Direction
Reproduce the whole listing, character for character.

········

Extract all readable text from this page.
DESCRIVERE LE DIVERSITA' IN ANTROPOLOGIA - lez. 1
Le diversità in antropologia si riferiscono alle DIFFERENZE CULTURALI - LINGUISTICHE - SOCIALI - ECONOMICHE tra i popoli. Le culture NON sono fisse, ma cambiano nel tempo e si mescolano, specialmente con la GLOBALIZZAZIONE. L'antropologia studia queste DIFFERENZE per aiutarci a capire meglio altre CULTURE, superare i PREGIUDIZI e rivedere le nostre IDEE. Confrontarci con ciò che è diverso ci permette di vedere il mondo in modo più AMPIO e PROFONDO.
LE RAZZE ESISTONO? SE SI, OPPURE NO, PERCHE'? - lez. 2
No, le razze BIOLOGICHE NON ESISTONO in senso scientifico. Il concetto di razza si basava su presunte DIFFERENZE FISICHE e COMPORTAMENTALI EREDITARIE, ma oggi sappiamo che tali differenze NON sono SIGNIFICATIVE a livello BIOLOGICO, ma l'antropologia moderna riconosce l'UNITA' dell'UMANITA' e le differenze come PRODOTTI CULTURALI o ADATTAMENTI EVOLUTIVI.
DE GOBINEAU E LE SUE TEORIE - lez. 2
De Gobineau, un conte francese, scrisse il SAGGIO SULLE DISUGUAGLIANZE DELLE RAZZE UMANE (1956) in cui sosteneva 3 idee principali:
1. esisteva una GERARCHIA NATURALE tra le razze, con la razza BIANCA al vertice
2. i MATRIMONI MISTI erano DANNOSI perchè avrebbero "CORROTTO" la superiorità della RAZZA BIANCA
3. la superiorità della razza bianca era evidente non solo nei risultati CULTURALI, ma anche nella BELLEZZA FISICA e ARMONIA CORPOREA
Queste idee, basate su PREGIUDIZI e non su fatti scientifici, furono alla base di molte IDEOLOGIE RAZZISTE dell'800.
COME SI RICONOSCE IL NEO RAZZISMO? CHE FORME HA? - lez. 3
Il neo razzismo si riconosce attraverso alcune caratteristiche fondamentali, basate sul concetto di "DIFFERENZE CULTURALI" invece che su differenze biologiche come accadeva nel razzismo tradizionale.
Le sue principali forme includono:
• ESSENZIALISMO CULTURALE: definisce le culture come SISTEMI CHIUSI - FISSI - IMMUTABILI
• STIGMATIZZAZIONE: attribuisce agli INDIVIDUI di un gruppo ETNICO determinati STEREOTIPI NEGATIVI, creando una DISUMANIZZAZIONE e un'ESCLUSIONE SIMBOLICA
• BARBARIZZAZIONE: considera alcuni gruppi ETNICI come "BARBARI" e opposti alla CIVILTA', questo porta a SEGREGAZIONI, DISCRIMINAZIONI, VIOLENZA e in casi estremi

········

Solution for this exercise
Extract all readable text from this page.
DESCRIVERE LE DIVERSITA' IN ANTROPOLOGIA - lez. 1
Le diversità in antropologia si riferiscono alle DIFFERENZE CULTURALI - LINGUISTICHE - SOCIALI - ECONOMICHE tra i popoli. Le culture NON sono fisse, ma cambiano nel tempo e si mescolano, specialmente con la GLOBALIZZAZIONE. L'antropologia studia queste DIFFERENZE per aiutarci a capire meglio altre CULTURE, superare i PREGIUDIZI e rivedere le nostre IDEE. Confrontarci con ciò che è diverso ci permette di vedere il mondo in modo più AMPIO e PROFONDO.
LE RAZZE ESISTONO? SE SI, OPPURE NO, PERCHE'? - lez. 2
No, le razze BIOLOGICHE NON ESISTONO in senso scientifico. Il concetto di razza si basava su presunte DIFFERENZE FISICHE e COMPORTAMENTALI EREDITARIE, ma oggi sappiamo che tali differenze NON sono SIGNIFICATIVE a livello BIOLOGICO, ma l'antropologia moderna riconosce l'UNITA' dell'UMANITA' e le differenze come PRODOTTI CULTURALI o ADATTAMENTI EVOLUTIVI.
DE GOBINEAU E LE SUE TEORIE - lez. 2
De Gobineau, un conte francese, scrisse il SAGGIO SULLE DISUGUAGLIANZE DELLE RAZZE UMANE (1956) in cui sosteneva 3 idee principali:
1. esisteva una GERARCHIA NATURALE tra le razze, con la razza BIANCA al vertice
2. i MATRIMONI MISTI erano DANNOSI perchè avrebbero "CORROTTO" la superiorità della RAZZA BIANCA
3. la superiorità della razza bianca era evidente non solo nei risultati CULTURALI, ma anche nella BELLEZZA FISICA e ARMONIA CORPOREA
Queste idee, basate su PREGIUDIZI e non su fatti scientifici, furono alla base di molte IDEOLOGIE RAZZISTE dell'800.
COME SI RICONOSCE IL NEO RAZZISMO? CHE FORME HA? - lez. 3
Il neo razzismo si riconosce attraverso alcune caratteristiche fondamentali, basate sul concetto di "DIFFERENZE CULTURALI" invece che su differenze biologiche come accadeva nel razzismo tradizionale.
Le sue principali forme includono:
• ESSENZIALISMO CULTURALE: definisce le culture come SISTEMI CHIUSI - FISSI - IMMUTABILI
• STIGMATIZZAZIONE: attribuisce agli INDIVIDUI di un gruppo ETNICO determinati STEREOTIPI NEGATIVI, creando una DISUMANIZZAZIONE e un'ESCLUSIONE SIMBOLICA
• BARBARIZZAZIONE: considera alcuni gruppi ETNICI come "BARBARI" e opposti alla CIVILTA', questo porta a SEGREGAZIONI, DISCRIMINAZIONI, VIOLENZA e in casi estremi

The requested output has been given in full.